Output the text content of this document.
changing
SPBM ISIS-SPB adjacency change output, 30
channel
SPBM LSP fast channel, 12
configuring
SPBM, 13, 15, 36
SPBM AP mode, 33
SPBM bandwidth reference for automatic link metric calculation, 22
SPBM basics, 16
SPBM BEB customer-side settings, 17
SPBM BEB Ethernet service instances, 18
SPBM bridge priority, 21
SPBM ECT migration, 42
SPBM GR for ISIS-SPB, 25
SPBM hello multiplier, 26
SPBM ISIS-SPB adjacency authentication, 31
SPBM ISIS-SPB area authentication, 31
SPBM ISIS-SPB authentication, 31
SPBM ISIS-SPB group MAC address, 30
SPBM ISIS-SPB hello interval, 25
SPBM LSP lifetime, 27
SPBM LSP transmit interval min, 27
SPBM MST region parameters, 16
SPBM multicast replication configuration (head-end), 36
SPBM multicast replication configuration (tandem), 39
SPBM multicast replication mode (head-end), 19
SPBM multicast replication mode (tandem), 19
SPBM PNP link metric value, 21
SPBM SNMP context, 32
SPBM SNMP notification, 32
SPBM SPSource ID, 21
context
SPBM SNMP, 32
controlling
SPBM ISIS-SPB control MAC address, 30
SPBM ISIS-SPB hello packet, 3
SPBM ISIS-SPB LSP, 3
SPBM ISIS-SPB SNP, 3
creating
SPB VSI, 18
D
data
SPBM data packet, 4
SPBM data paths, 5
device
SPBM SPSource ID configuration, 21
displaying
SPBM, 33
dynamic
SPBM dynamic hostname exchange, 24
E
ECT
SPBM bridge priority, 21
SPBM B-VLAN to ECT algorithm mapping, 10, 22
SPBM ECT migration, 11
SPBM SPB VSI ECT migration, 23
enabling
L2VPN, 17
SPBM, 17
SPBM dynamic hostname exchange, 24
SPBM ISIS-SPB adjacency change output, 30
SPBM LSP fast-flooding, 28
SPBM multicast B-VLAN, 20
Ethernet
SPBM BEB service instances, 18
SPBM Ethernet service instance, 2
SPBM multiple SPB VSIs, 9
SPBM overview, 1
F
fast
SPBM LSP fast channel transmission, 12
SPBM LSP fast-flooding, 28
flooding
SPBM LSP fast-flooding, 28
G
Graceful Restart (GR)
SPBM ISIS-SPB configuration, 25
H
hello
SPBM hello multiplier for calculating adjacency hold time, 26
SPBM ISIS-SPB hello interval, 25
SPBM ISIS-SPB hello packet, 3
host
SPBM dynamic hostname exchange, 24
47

Written request: Extract the full set of entries word for word.

Output for this task:
Output the text content of this document.
changing
SPBM ISIS-SPB adjacency change output, 30
channel
SPBM LSP fast channel, 12
configuring
SPBM, 13, 15, 36
SPBM AP mode, 33
SPBM bandwidth reference for automatic link metric calculation, 22
SPBM basics, 16
SPBM BEB customer-side settings, 17
SPBM BEB Ethernet service instances, 18
SPBM bridge priority, 21
SPBM ECT migration, 42
SPBM GR for ISIS-SPB, 25
SPBM hello multiplier, 26
SPBM ISIS-SPB adjacency authentication, 31
SPBM ISIS-SPB area authentication, 31
SPBM ISIS-SPB authentication, 31
SPBM ISIS-SPB group MAC address, 30
SPBM ISIS-SPB hello interval, 25
SPBM LSP lifetime, 27
SPBM LSP transmit interval min, 27
SPBM MST region parameters, 16
SPBM multicast replication configuration (head-end), 36
SPBM multicast replication configuration (tandem), 39
SPBM multicast replication mode (head-end), 19
SPBM multicast replication mode (tandem), 19
SPBM PNP link metric value, 21
SPBM SNMP context, 32
SPBM SNMP notification, 32
SPBM SPSource ID, 21
context
SPBM SNMP, 32
controlling
SPBM ISIS-SPB control MAC address, 30
SPBM ISIS-SPB hello packet, 3
SPBM ISIS-SPB LSP, 3
SPBM ISIS-SPB SNP, 3
creating
SPB VSI, 18
D
data
SPBM data packet, 4
SPBM data paths, 5
device
SPBM SPSource ID configuration, 21
displaying
SPBM, 33
dynamic
SPBM dynamic hostname exchange, 24
E
ECT
SPBM bridge priority, 21
SPBM B-VLAN to ECT algorithm mapping, 10, 22
SPBM ECT migration, 11
SPBM SPB VSI ECT migration, 23
enabling
L2VPN, 17
SPBM, 17
SPBM dynamic hostname exchange, 24
SPBM ISIS-SPB adjacency change output, 30
SPBM LSP fast-flooding, 28
SPBM multicast B-VLAN, 20
Ethernet
SPBM BEB service instances, 18
SPBM Ethernet service instance, 2
SPBM multiple SPB VSIs, 9
SPBM overview, 1
F
fast
SPBM LSP fast channel transmission, 12
SPBM LSP fast-flooding, 28
flooding
SPBM LSP fast-flooding, 28
G
Graceful Restart (GR)
SPBM ISIS-SPB configuration, 25
H
hello
SPBM hello multiplier for calculating adjacency hold time, 26
SPBM ISIS-SPB hello interval, 25
SPBM ISIS-SPB hello packet, 3
host
SPBM dynamic hostname exchange, 24
47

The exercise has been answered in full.